Document section —
=== Begin Enclosure ===
Clinton Pestano

Personal information
- Born: 11 November 1992 (age 32) Skeldon, Guyana

Domestic team information
- 2017-present: Guyana

Career statistics
| Competition | FC | List A |
| Matches | 9 | 14 |
| Runs scored | 272 | 50 |
| Batting average | 19.42 | 10.00 |
| 100s/50s | 0/1 | 0/0 |
| Top score | 69 | 21 |
| Balls bowled | 1,226 | 600 |
| Wickets | 23 | 18 |
| Bowling average | 30.26 | 25.16 |
| 5 wickets in innings | 0 | 0 |
| 10 wickets in match | 0 | 0 |
| Best bowling | 4/31 | 3/45 |
| Catches/stumpings | 1/0 | 1/0 |
- Source: Cricinfo, 9 October 2021

= Clinton Pestano =

Guyanese cricketer (born 1992)
=== End Enclosure ===
Records supplied —
=== Begin Enclosure ===
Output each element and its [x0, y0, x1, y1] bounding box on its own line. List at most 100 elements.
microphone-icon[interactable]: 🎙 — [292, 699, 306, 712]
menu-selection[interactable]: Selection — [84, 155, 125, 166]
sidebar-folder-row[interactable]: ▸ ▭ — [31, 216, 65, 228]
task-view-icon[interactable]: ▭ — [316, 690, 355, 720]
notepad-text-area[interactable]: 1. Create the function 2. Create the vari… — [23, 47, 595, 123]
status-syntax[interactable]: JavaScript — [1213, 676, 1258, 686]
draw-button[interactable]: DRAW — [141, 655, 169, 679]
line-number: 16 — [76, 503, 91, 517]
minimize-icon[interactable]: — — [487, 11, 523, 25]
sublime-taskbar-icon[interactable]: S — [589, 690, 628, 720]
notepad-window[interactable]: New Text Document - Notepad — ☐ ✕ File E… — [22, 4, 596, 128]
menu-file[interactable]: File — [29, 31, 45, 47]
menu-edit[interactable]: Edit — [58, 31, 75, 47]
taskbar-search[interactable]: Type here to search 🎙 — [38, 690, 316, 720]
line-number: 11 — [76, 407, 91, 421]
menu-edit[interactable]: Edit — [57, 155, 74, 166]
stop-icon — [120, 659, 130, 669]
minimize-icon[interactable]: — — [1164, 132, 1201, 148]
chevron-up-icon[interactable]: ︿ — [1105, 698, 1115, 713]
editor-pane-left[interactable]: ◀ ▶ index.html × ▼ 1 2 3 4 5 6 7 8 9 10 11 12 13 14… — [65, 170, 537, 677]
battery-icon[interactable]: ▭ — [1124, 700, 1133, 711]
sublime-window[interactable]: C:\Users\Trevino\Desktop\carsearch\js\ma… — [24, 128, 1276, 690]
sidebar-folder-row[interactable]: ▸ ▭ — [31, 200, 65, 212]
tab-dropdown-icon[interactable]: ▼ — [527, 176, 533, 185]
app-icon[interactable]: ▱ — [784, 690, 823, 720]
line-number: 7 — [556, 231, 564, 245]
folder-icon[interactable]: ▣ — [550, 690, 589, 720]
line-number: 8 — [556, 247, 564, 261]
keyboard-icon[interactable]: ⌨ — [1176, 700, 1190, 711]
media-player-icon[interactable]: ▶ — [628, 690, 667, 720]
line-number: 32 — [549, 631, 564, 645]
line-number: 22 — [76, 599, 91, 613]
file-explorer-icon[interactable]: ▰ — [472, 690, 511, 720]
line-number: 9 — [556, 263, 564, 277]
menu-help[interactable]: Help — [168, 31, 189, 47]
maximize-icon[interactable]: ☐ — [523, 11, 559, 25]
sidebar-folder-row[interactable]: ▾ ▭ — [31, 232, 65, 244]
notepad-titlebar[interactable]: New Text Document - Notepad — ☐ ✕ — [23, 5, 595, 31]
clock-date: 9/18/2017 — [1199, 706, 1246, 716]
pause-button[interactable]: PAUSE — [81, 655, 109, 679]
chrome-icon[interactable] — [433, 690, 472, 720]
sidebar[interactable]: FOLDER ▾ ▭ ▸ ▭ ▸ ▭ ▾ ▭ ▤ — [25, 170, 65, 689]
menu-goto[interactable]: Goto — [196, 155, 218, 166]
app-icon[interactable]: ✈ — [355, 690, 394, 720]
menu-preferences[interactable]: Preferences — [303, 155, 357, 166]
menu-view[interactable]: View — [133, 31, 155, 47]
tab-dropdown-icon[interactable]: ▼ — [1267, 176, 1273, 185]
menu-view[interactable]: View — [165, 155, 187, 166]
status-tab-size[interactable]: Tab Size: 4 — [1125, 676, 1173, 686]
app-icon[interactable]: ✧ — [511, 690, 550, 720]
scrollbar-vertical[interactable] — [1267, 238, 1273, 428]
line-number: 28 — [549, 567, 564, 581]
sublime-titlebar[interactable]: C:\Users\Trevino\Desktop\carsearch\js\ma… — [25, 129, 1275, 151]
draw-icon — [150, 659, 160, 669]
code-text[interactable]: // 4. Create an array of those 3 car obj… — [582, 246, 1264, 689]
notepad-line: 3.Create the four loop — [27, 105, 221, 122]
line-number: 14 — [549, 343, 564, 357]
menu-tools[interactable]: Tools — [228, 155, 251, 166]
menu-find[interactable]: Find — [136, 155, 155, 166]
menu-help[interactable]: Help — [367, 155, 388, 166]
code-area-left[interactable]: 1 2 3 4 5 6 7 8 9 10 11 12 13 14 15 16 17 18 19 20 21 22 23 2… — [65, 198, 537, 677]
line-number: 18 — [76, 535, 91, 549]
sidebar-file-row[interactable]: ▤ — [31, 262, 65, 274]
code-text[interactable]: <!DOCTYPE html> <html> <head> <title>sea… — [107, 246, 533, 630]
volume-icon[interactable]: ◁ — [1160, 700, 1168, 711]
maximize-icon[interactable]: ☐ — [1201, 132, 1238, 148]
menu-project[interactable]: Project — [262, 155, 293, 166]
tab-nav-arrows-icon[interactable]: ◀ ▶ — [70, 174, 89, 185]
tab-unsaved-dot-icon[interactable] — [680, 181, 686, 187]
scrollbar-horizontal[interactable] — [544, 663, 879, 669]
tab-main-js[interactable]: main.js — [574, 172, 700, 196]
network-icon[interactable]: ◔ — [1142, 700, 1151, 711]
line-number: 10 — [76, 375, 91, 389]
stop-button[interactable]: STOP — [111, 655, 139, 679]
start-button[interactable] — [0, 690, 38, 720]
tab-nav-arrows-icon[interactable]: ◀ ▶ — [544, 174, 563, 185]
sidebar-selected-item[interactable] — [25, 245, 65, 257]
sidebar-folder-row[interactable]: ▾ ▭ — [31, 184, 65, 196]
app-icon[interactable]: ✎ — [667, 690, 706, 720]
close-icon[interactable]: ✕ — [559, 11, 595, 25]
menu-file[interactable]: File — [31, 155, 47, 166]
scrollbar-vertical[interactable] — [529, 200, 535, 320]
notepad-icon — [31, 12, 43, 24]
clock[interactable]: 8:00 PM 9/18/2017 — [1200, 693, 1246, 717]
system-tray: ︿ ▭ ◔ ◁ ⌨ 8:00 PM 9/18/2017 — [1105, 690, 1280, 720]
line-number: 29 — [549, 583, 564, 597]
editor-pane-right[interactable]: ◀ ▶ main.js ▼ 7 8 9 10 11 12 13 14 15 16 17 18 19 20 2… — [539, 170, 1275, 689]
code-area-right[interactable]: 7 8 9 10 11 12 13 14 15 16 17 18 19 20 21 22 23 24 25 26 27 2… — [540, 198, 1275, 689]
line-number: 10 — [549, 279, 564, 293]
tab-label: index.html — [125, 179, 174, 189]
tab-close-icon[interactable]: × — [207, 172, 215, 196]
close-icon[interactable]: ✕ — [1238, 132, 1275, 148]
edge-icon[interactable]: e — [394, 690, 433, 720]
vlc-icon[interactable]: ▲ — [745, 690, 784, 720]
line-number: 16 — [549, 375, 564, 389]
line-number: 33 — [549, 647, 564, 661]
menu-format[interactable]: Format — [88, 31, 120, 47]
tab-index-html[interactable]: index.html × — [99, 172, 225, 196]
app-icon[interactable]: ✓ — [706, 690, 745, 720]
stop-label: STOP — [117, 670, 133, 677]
=== End Enclosure ===
Exercises —
1. According to the Clinton Pestano profile, where was he born?
2. Continue the Clinton Pestano profile from where it stops.
The rows aren't needed for this.

Answers in order —
1. Skeldon, Guyana.

2.
Clinton Pestano (born 11 November 1992) is a Guyanese cricketer. He made his first-class debut for Guyana in the 2016–17 Regional Four Day Competition on 23 March 2017. He made his List A debut for Guyana in the 2017–18 Regional Super50 on 2 February 2018.

He was the leading wicket-taker for Guyana in the 2018–19 Regional Super50 tournament, with fifteen dismissals in nine matches. In October 2019, he was named in Guyana's squad for the 2019–20 Regional Super50 tournament.